**Set task**
Reproduce the prototype evaluation passage word for word, everything from "Besides, it is" down to "future possible employments.".

**Page extract**
Nevertheless, while the simple languages presented in Section 3.2 have been defined through user studies, the cognitive limitations of particular groups such as people with Down Syndrome require to further test their simplicity within these groups. Additionally, having defined more than one language (i.e., colors and symbols) it is possible to combine them in order to build a multidimensional language with a combinatorial number of possible messages and therefore more expression capabilities. However, especially when dealing with people with cognitively disabilities, it is important to understand how the extra complexity of multidimensional coding affects recognition.

4. Protoype Evaluation

4.1. Color and Multidimensional Codes for Assisted Living

In order to test the simplicity and limitations of the codes established in Section 3.2 as well the implications of multidimensional codes among people with cognitive disabilities we conducted a series of tests with these collectives.

Within these tests, the Tupperware™ prototype was configured to show only recommendations based on food expiring dates. In this scenario the meaning of the message is independent from the sender, since, as stated in Section 3.2, the green/yellow/red code as well as the symbol codes are defined as independent and socially accepted codes.

Besides, it is worth noting that the food scenario, as a real issue in independent living situations for people with cognitive disabilities, eases external validation of the results.

The experiment was conducted with 28 participants between 18 and 30 years old. The sample consisted of students of the Universidad Autónoma of Madrid in the first and second course of an employability project for cognitively impaired people. Their intellectual disabilities range from Down syndrome (primary trisomy and mosaicism) to Turner syndrome, cerebral paralysis and encephalopathy without specified etiology.

Their technological background is based on two courses taught at the first and second years of the project, respectively. Their programs contemplate the use of Internet and a text editor as indispensable tools to complete their training and widen the range of future possible employments.

We conducted the experiment based on a within-subjects design with two conditions, each condition considering a different coding scheme. Condition 1 (C1) was conducted showing only colors in our interface, while condition 2 (C2) used a combination of symbols and colors.

Participants were asked, after a brief explanation to ensure the task was properly understood, to interpret the meaning of the illuminated LED matrix of the prototype. This test was conducted twice with several weeks of separation and interchanging the condition, so that participants assigned to C1 in the first run where assigned to C2 in the second one and vice-versa.

C1 was designed to codify food state in three “days to expire” categories: Fresh (between 16 and 4 days to expire), Urgent (between 3 and 1 days to expire) and Expired (expired product). The categories were codified in C1 using only colors: Green for Fresh, Yellow for Urgent, and Red for Expired (see Figure 8).

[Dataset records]
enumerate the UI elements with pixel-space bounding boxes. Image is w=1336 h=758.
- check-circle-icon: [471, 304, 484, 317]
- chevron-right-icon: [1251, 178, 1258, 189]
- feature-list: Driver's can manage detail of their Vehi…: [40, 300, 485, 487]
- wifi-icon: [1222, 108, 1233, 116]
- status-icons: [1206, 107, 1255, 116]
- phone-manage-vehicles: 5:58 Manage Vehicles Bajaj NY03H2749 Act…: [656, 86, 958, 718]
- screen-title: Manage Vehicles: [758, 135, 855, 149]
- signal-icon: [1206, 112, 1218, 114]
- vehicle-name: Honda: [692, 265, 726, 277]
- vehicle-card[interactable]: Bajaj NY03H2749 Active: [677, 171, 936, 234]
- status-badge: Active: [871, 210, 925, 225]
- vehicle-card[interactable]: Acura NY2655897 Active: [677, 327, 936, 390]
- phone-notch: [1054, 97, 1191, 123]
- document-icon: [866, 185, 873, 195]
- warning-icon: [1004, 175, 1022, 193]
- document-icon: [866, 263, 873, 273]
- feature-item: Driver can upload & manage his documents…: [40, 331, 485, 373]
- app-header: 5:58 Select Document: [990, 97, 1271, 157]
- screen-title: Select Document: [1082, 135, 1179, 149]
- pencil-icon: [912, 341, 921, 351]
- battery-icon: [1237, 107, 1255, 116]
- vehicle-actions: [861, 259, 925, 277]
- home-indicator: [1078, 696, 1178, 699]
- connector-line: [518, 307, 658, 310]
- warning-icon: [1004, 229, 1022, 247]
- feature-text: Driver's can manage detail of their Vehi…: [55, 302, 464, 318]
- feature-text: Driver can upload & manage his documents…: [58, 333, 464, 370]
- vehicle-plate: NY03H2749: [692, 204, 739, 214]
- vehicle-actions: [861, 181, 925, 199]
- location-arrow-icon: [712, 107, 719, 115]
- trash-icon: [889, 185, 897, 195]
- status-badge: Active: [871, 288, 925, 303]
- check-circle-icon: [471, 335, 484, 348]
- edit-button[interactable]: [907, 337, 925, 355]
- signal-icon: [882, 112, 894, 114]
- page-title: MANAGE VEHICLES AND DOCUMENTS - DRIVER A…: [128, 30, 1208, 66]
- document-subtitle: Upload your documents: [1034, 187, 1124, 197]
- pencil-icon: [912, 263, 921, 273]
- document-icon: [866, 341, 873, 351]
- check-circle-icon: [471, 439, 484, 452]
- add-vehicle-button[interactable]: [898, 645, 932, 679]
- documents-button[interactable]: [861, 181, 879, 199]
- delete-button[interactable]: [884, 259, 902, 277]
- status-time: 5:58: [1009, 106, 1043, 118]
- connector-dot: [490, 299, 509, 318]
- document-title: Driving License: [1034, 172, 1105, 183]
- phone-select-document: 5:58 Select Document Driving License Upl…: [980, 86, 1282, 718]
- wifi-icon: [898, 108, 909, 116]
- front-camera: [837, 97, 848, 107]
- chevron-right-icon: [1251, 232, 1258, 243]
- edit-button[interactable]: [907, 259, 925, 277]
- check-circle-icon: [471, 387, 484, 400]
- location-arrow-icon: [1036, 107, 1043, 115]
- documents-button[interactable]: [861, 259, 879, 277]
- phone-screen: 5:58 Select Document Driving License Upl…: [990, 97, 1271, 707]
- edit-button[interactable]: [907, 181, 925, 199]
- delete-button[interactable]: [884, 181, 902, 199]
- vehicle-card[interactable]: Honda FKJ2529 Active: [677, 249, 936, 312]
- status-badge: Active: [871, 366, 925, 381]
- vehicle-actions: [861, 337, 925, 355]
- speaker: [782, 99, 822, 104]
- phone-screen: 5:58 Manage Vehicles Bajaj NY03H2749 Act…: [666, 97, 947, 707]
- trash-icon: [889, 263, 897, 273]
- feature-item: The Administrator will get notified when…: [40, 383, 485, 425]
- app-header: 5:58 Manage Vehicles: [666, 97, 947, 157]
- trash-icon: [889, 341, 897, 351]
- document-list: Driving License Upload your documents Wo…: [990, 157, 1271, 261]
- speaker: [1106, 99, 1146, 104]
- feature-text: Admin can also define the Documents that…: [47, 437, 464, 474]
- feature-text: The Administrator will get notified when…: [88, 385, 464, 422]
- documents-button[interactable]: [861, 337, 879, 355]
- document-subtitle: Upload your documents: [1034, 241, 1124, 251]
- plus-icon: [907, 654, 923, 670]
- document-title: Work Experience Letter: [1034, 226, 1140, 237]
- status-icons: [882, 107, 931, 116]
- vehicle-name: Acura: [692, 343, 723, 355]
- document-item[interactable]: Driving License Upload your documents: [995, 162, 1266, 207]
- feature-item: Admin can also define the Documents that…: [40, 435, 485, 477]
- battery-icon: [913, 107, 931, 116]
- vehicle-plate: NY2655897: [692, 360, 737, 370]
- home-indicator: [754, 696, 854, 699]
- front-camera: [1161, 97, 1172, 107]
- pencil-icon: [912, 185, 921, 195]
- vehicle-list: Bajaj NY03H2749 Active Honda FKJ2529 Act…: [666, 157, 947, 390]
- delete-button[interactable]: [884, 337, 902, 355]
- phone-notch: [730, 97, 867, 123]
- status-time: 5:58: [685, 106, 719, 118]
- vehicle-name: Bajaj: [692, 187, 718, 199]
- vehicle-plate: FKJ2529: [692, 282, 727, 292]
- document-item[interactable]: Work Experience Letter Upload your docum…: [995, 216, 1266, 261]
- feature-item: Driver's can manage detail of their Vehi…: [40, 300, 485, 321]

**Expected answer**
Besides, it is worth noting that the food scenario, as a real issue in independent living situations for people with cognitive disabilities, eases external validation of the results.

The experiment was conducted with 28 participants between 18 and 30 years old. The sample consisted of students of the Universidad Autónoma of Madrid in the first and second course of an employability project for cognitively impaired people. Their intellectual disabilities range from Down syndrome (primary trisomy and mosaicism) to Turner syndrome, cerebral paralysis and encephalopathy without specified etiology.

Their technological background is based on two courses taught at the first and second years of the project, respectively. Their programs contemplate the use of Internet and a text editor as indispensable tools to complete their training and widen the range of future possible employments.